• [Your task]: Every record should be copied exactly, except that pictures are to be omitted.

• [Data to use]:
····················

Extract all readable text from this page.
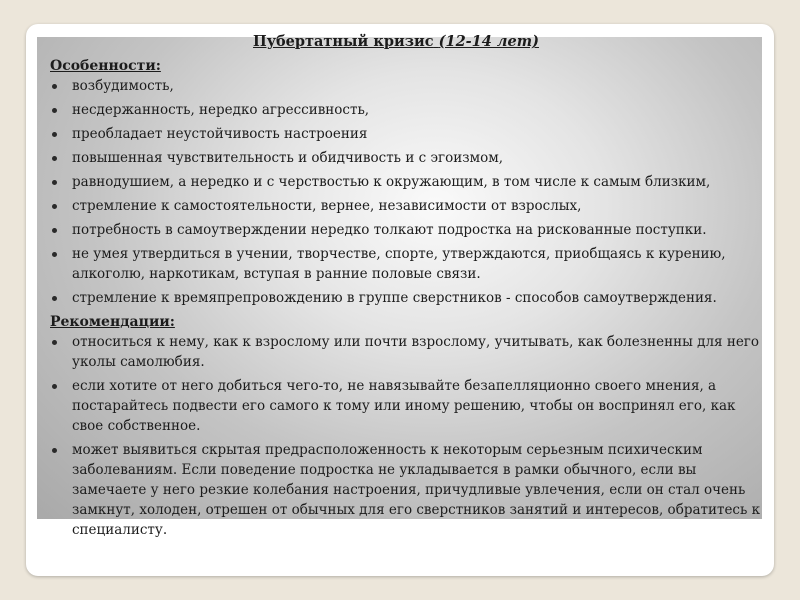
Пубертатный кризис (12-14 лет)
Особенности:
возбудимость,
несдержанность, нередко агрессивность,
преобладает неустойчивость настроения
повышенная чувствительность и обидчивость и с эгоизмом,
равнодушием, а нередко и с черствостью к окружающим, в том числе к самым близким,
стремление к самостоятельности, вернее, независимости от взрослых,
потребность в самоутверждении нередко толкают подростка на рискованные поступки.
не умея утвердиться в учении, творчестве, спорте, утверждаются, приобщаясь к курению, алкоголю, наркотикам, вступая в ранние половые связи.
стремление к времяпрепровождению в группе сверстников - способов самоутверждения.
Рекомендации:
относиться к нему, как к взрослому или почти взрослому, учитывать, как болезненны для него уколы самолюбия.
если хотите от него добиться чего-то, не навязывайте безапелляционно своего мнения, а постарайтесь подвести его самого к тому или иному решению, чтобы он воспринял его, как свое собственное.
может выявиться скрытая предрасположенность к некоторым серьезным психическим заболеваниям. Если поведение подростка не укладывается в рамки обычного, если вы замечаете у него резкие колебания настроения, причудливые увлечения, если он стал очень замкнут, холоден, отрешен от обычных для его сверстников занятий и интересов, обратитесь к специалисту.
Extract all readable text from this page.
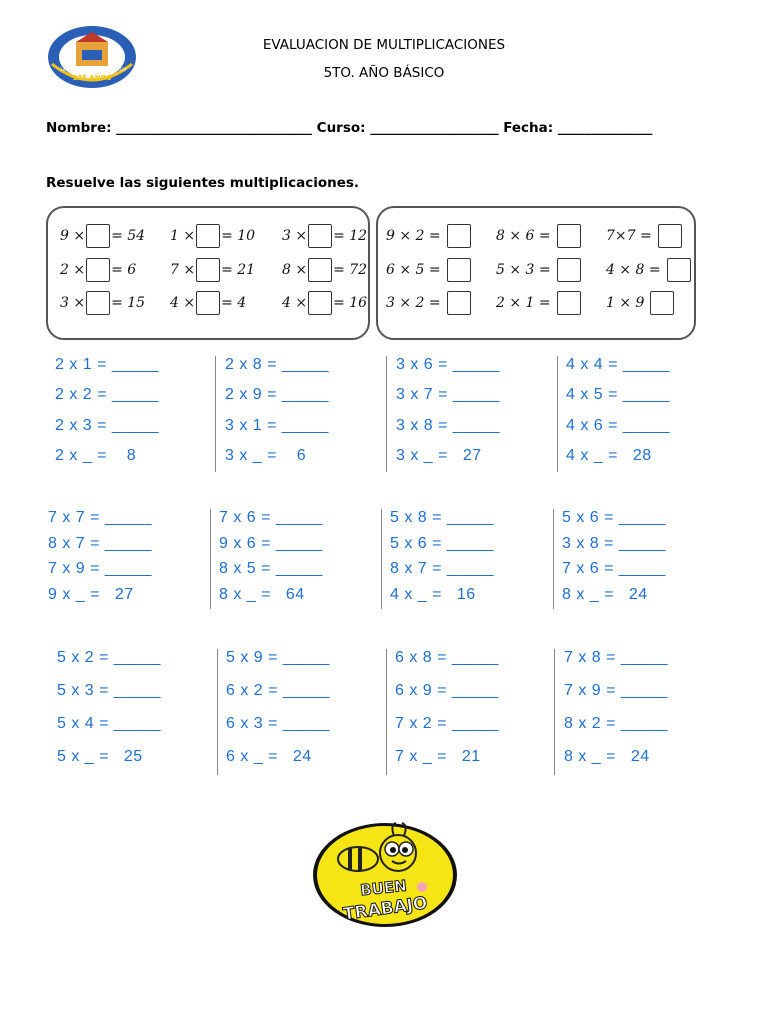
125 AÑOS
1895	2020
EVALUACION DE MULTIPLICACIONES
5TO. AÑO BÁSICO
Nombre: _____________________________ Curso: ___________________ Fecha: ______________
Resuelve las siguientes multiplicaciones.
9 × = 54 1 × = 10 3 × = 12
2 × = 6 7 × = 21 8 × = 72
3 × = 15 4 × = 4	4 × = 16
9 × 2 =	8 × 6 =	7×7 =
6 × 5 =	5 × 3 =	4 × 8 =
3 × 2 =	2 × 1 =	1 × 9
2 x 1 = _____
2 x 2 = _____
2 x 3 = _____
2 x _ =    8
2 x 8 = _____
2 x 9 = _____
3 x 1 = _____
3 x _ =    6
3 x 6 = _____
3 x 7 = _____
3 x 8 = _____
3 x _ =   27
4 x 4 = _____
4 x 5 = _____
4 x 6 = _____
4 x _ =   28
7 x 7 = _____
8 x 7 = _____
7 x 9 = _____
9 x _ =   27
7 x 6 = _____
9 x 6 = _____
8 x 5 = _____
8 x _ =   64
5 x 8 = _____
5 x 6 = _____
8 x 7 = _____
4 x _ =   16
5 x 6 = _____
3 x 8 = _____
7 x 6 = _____
8 x _ =   24
5 x 2 = _____
5 x 3 = _____
5 x 4 = _____
5 x _ =   25
5 x 9 = _____
6 x 2 = _____
6 x 3 = _____
6 x _ =   24
6 x 8 = _____
6 x 9 = _____
7 x 2 = _____
7 x _ =   21
7 x 8 = _____
7 x 9 = _____
8 x 2 = _____
8 x _ =   24
BUEN
TRABAJO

····················

• [Exercise answer]:
Extract all readable text from this page.
Пубертатный кризис (12-14 лет)
Особенности:
возбудимость,
несдержанность, нередко агрессивность,
преобладает неустойчивость настроения
повышенная чувствительность и обидчивость и с эгоизмом,
равнодушием, а нередко и с черствостью к окружающим, в том числе к самым близким,
стремление к самостоятельности, вернее, независимости от взрослых,
потребность в самоутверждении нередко толкают подростка на рискованные поступки.
не умея утвердиться в учении, творчестве, спорте, утверждаются, приобщаясь к курению, алкоголю, наркотикам, вступая в ранние половые связи.
стремление к времяпрепровождению в группе сверстников - способов самоутверждения.
Рекомендации:
относиться к нему, как к взрослому или почти взрослому, учитывать, как болезненны для него уколы самолюбия.
если хотите от него добиться чего-то, не навязывайте безапелляционно своего мнения, а постарайтесь подвести его самого к тому или иному решению, чтобы он воспринял его, как свое собственное.
может выявиться скрытая предрасположенность к некоторым серьезным психическим заболеваниям. Если поведение подростка не укладывается в рамки обычного, если вы замечаете у него резкие колебания настроения, причудливые увлечения, если он стал очень замкнут, холоден, отрешен от обычных для его сверстников занятий и интересов, обратитесь к специалисту.
Extract all readable text from this page.
125 AÑOS
1895	2020
EVALUACION DE MULTIPLICACIONES
5TO. AÑO BÁSICO
Nombre: _____________________________ Curso: ___________________ Fecha: ______________
Resuelve las siguientes multiplicaciones.
9 × = 54 1 × = 10 3 × = 12
2 × = 6 7 × = 21 8 × = 72
3 × = 15 4 × = 4	4 × = 16
9 × 2 =	8 × 6 =	7×7 =
6 × 5 =	5 × 3 =	4 × 8 =
3 × 2 =	2 × 1 =	1 × 9
2 x 1 = _____
2 x 2 = _____
2 x 3 = _____
2 x _ =    8
2 x 8 = _____
2 x 9 = _____
3 x 1 = _____
3 x _ =    6
3 x 6 = _____
3 x 7 = _____
3 x 8 = _____
3 x _ =   27
4 x 4 = _____
4 x 5 = _____
4 x 6 = _____
4 x _ =   28
7 x 7 = _____
8 x 7 = _____
7 x 9 = _____
9 x _ =   27
7 x 6 = _____
9 x 6 = _____
8 x 5 = _____
8 x _ =   64
5 x 8 = _____
5 x 6 = _____
8 x 7 = _____
4 x _ =   16
5 x 6 = _____
3 x 8 = _____
7 x 6 = _____
8 x _ =   24
5 x 2 = _____
5 x 3 = _____
5 x 4 = _____
5 x _ =   25
5 x 9 = _____
6 x 2 = _____
6 x 3 = _____
6 x _ =   24
6 x 8 = _____
6 x 9 = _____
7 x 2 = _____
7 x _ =   21
7 x 8 = _____
7 x 9 = _____
8 x 2 = _____
8 x _ =   24
BUEN
TRABAJO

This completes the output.